Your goal: Find the lines of data that contain the string "decision", then list them.

[Rows from a dataset]

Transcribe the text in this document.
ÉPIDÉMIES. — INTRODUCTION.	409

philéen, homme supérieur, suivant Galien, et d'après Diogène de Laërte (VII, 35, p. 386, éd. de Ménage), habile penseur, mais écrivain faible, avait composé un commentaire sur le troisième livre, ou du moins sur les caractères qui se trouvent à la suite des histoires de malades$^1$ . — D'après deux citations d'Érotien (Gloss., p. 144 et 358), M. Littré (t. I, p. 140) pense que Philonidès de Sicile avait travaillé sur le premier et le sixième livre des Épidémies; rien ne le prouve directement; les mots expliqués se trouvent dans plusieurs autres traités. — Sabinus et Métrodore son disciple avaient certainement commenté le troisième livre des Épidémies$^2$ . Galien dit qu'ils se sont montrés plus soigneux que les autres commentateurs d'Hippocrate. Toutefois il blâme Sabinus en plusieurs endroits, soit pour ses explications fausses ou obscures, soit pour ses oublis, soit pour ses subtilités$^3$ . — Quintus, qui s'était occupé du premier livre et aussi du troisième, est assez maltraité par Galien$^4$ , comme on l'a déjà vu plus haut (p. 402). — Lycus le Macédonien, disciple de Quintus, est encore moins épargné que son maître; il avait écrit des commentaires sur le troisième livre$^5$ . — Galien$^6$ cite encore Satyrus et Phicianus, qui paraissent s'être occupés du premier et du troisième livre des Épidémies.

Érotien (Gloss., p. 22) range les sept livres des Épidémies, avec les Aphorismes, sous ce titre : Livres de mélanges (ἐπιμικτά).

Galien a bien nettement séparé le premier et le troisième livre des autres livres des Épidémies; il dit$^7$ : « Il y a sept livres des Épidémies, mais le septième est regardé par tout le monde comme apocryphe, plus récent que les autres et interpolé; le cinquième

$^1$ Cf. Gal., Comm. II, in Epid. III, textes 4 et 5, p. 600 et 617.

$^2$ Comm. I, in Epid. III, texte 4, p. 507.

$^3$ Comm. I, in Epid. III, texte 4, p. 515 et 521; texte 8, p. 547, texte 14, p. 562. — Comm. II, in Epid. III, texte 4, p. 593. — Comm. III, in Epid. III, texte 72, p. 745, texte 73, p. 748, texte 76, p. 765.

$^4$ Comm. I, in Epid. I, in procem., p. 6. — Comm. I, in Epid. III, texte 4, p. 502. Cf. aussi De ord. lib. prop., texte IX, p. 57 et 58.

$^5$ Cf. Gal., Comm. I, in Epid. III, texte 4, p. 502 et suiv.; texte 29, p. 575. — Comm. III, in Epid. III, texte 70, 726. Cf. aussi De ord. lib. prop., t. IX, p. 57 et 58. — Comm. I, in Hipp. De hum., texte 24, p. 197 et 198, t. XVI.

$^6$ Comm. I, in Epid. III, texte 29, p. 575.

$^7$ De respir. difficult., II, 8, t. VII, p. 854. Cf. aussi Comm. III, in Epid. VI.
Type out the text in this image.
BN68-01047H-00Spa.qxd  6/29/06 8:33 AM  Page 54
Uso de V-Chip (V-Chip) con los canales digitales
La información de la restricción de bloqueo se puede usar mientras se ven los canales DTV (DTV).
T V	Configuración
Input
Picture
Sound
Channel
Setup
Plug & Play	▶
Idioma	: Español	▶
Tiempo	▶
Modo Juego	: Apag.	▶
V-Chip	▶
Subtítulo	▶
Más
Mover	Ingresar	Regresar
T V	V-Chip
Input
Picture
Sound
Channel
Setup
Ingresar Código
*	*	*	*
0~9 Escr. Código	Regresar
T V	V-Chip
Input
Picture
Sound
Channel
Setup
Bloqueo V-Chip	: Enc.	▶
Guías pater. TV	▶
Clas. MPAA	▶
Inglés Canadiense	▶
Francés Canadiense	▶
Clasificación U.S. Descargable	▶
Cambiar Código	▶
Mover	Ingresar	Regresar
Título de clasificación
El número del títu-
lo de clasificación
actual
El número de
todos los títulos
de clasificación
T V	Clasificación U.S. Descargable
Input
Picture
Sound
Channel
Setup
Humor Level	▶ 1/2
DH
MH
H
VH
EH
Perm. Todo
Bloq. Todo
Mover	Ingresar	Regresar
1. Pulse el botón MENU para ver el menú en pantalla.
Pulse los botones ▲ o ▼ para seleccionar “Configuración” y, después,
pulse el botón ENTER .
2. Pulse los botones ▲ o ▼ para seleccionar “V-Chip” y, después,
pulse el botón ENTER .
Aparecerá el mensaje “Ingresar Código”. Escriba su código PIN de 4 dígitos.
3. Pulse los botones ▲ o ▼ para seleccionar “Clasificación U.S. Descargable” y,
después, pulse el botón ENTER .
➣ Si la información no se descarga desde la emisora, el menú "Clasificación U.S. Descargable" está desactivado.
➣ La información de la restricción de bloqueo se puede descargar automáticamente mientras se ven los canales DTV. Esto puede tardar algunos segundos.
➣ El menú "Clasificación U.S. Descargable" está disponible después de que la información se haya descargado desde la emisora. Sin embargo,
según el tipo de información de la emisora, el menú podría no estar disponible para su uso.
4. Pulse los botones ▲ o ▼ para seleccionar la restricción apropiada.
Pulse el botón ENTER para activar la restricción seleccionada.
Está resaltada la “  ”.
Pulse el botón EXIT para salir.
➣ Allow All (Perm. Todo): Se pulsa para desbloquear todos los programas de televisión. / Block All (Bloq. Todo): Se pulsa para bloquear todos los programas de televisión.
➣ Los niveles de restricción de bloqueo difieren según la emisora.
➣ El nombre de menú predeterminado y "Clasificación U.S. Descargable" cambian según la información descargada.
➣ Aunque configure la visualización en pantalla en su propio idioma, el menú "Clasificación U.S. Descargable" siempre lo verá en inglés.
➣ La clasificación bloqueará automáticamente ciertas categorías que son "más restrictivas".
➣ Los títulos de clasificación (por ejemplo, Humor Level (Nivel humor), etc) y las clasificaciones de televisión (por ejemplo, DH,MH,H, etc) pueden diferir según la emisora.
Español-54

...

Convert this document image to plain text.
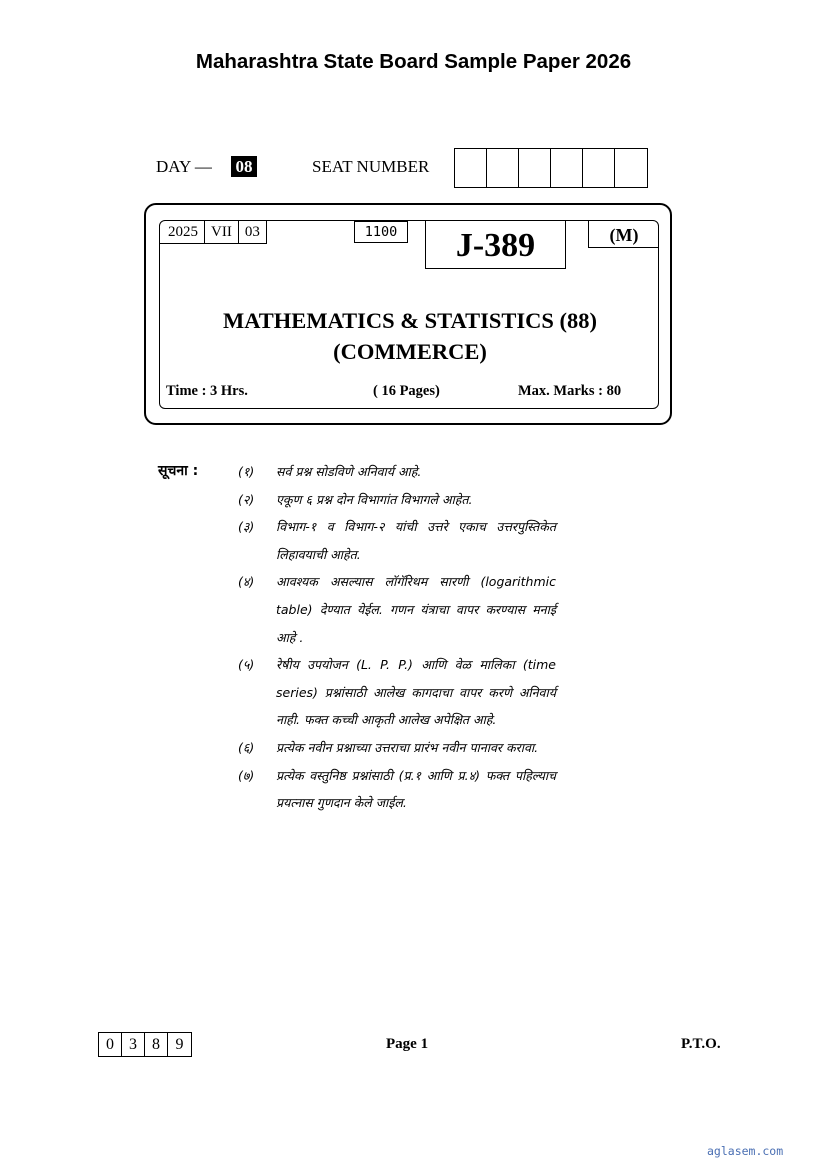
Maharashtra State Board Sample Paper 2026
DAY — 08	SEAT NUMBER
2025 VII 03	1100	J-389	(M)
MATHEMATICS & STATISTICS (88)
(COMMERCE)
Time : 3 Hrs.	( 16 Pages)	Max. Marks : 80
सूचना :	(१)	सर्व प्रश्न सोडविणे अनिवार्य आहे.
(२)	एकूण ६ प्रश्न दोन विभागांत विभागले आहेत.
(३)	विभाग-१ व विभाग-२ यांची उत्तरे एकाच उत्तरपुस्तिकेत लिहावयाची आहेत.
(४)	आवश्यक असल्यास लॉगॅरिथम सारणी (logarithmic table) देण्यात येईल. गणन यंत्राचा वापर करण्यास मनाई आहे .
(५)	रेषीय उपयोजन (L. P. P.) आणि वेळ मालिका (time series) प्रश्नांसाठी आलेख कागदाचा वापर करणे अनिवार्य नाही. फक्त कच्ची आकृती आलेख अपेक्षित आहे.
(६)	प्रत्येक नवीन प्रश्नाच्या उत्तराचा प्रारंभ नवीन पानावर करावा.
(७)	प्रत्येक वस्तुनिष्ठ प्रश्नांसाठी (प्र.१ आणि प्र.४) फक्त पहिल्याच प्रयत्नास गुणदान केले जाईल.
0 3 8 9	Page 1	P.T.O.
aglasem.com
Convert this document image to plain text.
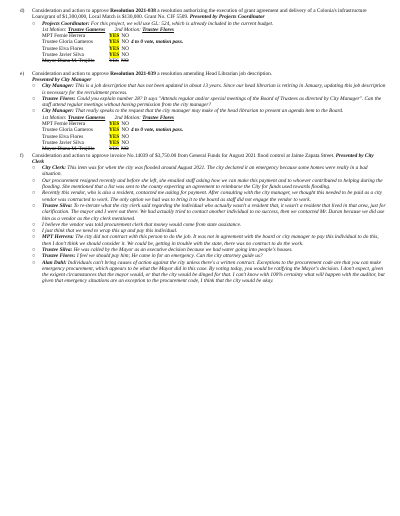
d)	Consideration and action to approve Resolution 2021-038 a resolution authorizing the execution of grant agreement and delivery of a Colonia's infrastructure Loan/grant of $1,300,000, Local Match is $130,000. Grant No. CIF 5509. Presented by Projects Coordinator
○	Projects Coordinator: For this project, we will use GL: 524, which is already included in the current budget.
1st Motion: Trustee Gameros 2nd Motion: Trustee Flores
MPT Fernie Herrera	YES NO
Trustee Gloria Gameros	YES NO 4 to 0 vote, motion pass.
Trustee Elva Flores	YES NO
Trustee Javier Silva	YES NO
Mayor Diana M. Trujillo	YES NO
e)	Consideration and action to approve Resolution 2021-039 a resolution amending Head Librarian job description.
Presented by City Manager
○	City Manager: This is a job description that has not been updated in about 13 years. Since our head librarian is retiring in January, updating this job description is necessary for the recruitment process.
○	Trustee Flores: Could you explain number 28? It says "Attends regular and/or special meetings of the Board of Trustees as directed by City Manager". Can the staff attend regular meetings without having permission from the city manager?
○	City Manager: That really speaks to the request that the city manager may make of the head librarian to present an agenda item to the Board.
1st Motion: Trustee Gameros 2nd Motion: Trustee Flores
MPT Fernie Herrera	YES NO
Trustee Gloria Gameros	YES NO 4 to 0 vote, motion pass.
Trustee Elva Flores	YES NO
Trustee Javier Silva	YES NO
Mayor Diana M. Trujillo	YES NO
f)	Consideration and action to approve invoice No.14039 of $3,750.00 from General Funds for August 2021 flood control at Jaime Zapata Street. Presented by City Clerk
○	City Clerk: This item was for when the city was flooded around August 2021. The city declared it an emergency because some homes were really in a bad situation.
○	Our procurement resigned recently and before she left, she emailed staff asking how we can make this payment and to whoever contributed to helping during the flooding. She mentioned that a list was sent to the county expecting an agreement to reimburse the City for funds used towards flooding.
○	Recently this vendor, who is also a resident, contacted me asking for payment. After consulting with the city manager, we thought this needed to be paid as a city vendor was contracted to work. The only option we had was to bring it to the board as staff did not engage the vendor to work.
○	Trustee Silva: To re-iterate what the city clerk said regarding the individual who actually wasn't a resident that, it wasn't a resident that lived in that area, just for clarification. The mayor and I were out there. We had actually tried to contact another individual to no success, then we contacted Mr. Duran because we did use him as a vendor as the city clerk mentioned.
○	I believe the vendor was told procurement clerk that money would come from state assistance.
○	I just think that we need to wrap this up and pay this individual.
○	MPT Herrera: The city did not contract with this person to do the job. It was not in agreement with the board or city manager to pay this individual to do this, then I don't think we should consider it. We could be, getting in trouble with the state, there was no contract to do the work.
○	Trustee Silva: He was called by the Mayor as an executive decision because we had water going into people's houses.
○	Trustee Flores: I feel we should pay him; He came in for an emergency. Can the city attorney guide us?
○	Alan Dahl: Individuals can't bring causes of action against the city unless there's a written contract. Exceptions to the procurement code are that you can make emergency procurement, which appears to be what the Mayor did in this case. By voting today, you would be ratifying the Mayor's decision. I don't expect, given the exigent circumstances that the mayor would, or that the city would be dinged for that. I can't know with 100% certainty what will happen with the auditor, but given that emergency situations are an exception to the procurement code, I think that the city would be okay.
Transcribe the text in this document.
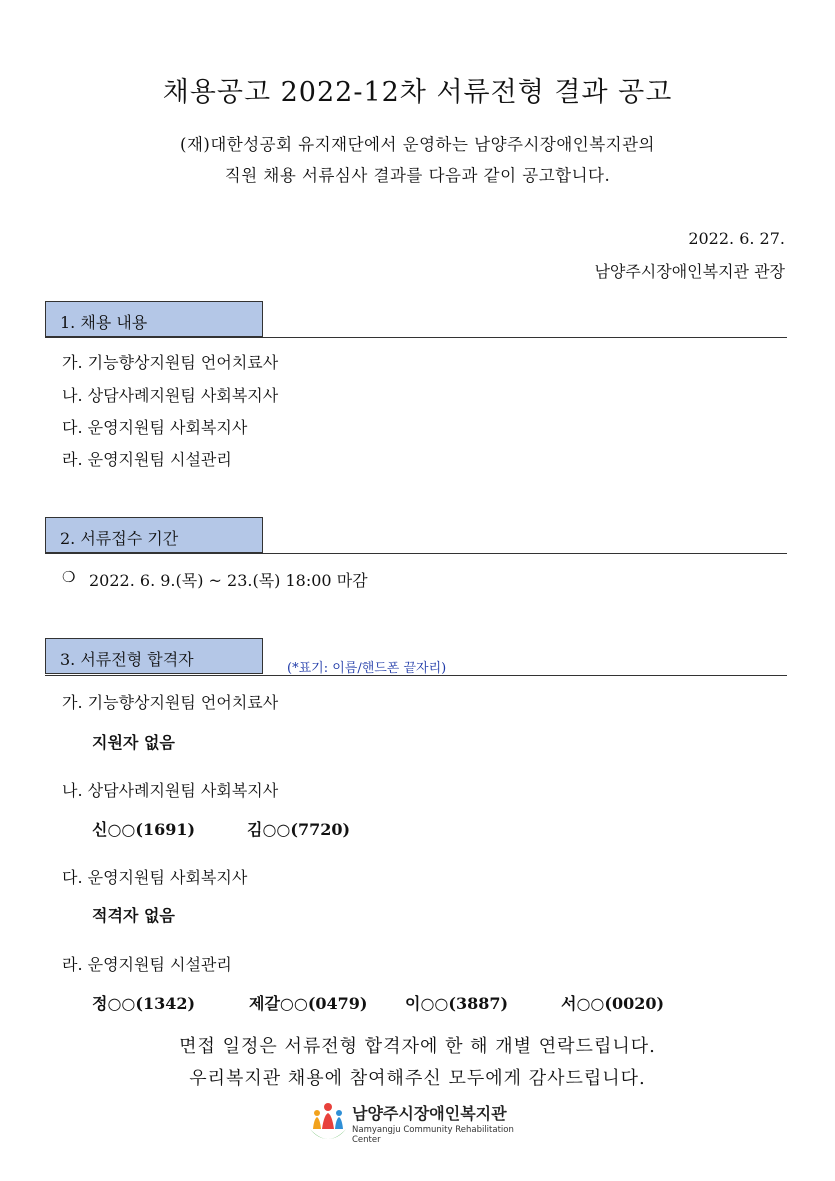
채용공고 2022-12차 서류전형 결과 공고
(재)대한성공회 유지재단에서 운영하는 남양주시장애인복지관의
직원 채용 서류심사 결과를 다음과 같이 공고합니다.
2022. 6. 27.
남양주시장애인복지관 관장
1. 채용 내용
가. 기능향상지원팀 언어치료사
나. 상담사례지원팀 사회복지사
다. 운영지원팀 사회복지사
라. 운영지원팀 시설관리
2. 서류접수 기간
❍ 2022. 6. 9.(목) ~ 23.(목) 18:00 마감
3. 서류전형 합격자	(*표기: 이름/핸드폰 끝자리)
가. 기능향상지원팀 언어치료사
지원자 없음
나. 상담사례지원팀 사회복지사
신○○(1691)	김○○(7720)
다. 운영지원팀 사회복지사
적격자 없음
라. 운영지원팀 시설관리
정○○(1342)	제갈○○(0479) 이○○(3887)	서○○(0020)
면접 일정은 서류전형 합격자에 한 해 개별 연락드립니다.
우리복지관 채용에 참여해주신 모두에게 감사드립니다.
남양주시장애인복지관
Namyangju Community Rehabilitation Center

--

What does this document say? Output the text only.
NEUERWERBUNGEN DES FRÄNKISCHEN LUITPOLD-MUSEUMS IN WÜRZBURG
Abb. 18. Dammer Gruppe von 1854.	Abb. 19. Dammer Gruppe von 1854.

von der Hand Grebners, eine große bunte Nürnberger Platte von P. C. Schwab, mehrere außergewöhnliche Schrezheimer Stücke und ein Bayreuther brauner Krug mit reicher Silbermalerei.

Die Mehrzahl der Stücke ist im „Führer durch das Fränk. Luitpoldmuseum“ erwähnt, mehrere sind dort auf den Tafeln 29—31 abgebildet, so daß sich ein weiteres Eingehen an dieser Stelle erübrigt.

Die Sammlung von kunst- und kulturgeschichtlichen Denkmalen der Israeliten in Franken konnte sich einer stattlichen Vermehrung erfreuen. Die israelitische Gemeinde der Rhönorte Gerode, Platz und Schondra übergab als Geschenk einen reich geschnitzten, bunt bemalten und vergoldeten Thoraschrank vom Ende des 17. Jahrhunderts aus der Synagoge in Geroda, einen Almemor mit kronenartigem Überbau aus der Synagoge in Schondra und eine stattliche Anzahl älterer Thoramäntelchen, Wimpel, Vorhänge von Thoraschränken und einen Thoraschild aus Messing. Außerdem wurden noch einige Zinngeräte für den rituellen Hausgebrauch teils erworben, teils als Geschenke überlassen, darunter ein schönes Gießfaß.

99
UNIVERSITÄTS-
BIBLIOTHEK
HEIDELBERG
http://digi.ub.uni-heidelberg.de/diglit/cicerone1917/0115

Worked answer:
○	Trustee Silva: He was called by the Mayor as an executive decision because we had water going into people's houses.
○	Alan Dahl: Individuals can't bring causes of action against the city unless there's a written contract. Exceptions to the procurement code are that you can make emergency procurement, which appears to be what the Mayor did in this case. By voting today, you would be ratifying the Mayor's decision. I don't expect, given the exigent circumstances that the mayor would, or that the city would be dinged for that. I can't know with 100% certainty what will happen with the auditor, but given that emergency situations are an exception to the procurement code, I think that the city would be okay.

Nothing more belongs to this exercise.